Input

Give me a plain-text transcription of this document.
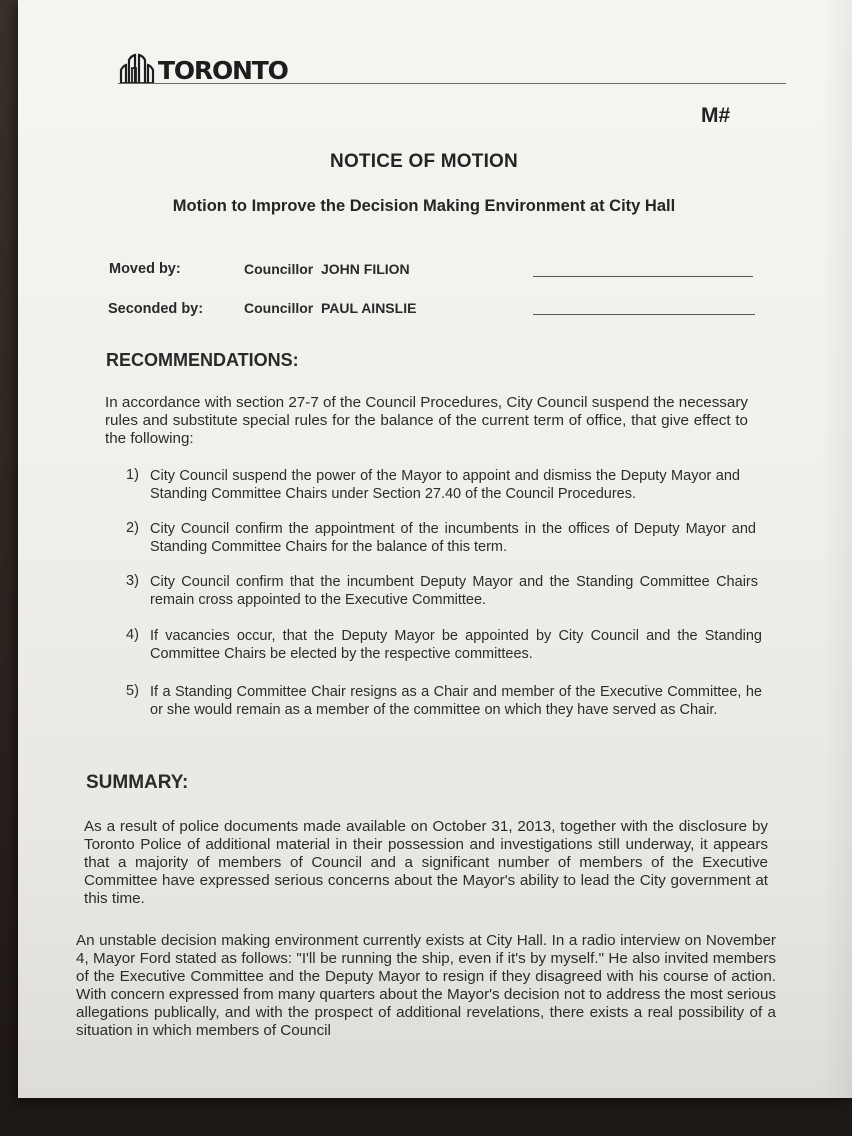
TORONTO
M#
NOTICE OF MOTION
Motion to Improve the Decision Making Environment at City Hall
Moved by:	Councillor  JOHN FILION
Seconded by:	Councillor  PAUL AINSLIE
RECOMMENDATIONS:
In accordance with section 27-7 of the Council Procedures, City Council suspend the necessary rules and substitute special rules for the balance of the current term of office, that give effect to the following:
1) City Council suspend the power of the Mayor to appoint and dismiss the Deputy Mayor and Standing Committee Chairs under Section 27.40 of the Council Procedures.
2) City Council confirm the appointment of the incumbents in the offices of Deputy Mayor and Standing Committee Chairs for the balance of this term.
3) City Council confirm that the incumbent Deputy Mayor and the Standing Committee Chairs remain cross appointed to the Executive Committee.
4) If vacancies occur, that the Deputy Mayor be appointed by City Council and the Standing Committee Chairs be elected by the respective committees.
5) If a Standing Committee Chair resigns as a Chair and member of the Executive Committee, he or she would remain as a member of the committee on which they have served as Chair.
SUMMARY:
As a result of police documents made available on October 31, 2013, together with the disclosure by Toronto Police of additional material in their possession and investigations still underway, it appears that a majority of members of Council and a significant number of members of the Executive Committee have expressed serious concerns about the Mayor's ability to lead the City government at this time.
An unstable decision making environment currently exists at City Hall. In a radio interview on November 4, Mayor Ford stated as follows: "I'll be running the ship, even if it's by myself." He also invited members of the Executive Committee and the Deputy Mayor to resign if they disagreed with his course of action. With concern expressed from many quarters about the Mayor's decision not to address the most serious allegations publically, and with the prospect of additional revelations, there exists a real possibility of a situation in which members of Council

What this task involves
The entries above should be reproduced exactly, without their pictures.

Complete output
Give me a plain-text transcription of this document.
TORONTO
M#
NOTICE OF MOTION
Motion to Improve the Decision Making Environment at City Hall
Moved by:	Councillor  JOHN FILION
Seconded by:	Councillor  PAUL AINSLIE
RECOMMENDATIONS:
In accordance with section 27-7 of the Council Procedures, City Council suspend the necessary rules and substitute special rules for the balance of the current term of office, that give effect to the following:
1) City Council suspend the power of the Mayor to appoint and dismiss the Deputy Mayor and Standing Committee Chairs under Section 27.40 of the Council Procedures.
2) City Council confirm the appointment of the incumbents in the offices of Deputy Mayor and Standing Committee Chairs for the balance of this term.
3) City Council confirm that the incumbent Deputy Mayor and the Standing Committee Chairs remain cross appointed to the Executive Committee.
4) If vacancies occur, that the Deputy Mayor be appointed by City Council and the Standing Committee Chairs be elected by the respective committees.
5) If a Standing Committee Chair resigns as a Chair and member of the Executive Committee, he or she would remain as a member of the committee on which they have served as Chair.
SUMMARY:
As a result of police documents made available on October 31, 2013, together with the disclosure by Toronto Police of additional material in their possession and investigations still underway, it appears that a majority of members of Council and a significant number of members of the Executive Committee have expressed serious concerns about the Mayor's ability to lead the City government at this time.
An unstable decision making environment currently exists at City Hall. In a radio interview on November 4, Mayor Ford stated as follows: "I'll be running the ship, even if it's by myself." He also invited members of the Executive Committee and the Deputy Mayor to resign if they disagreed with his course of action. With concern expressed from many quarters about the Mayor's decision not to address the most serious allegations publically, and with the prospect of additional revelations, there exists a real possibility of a situation in which members of Council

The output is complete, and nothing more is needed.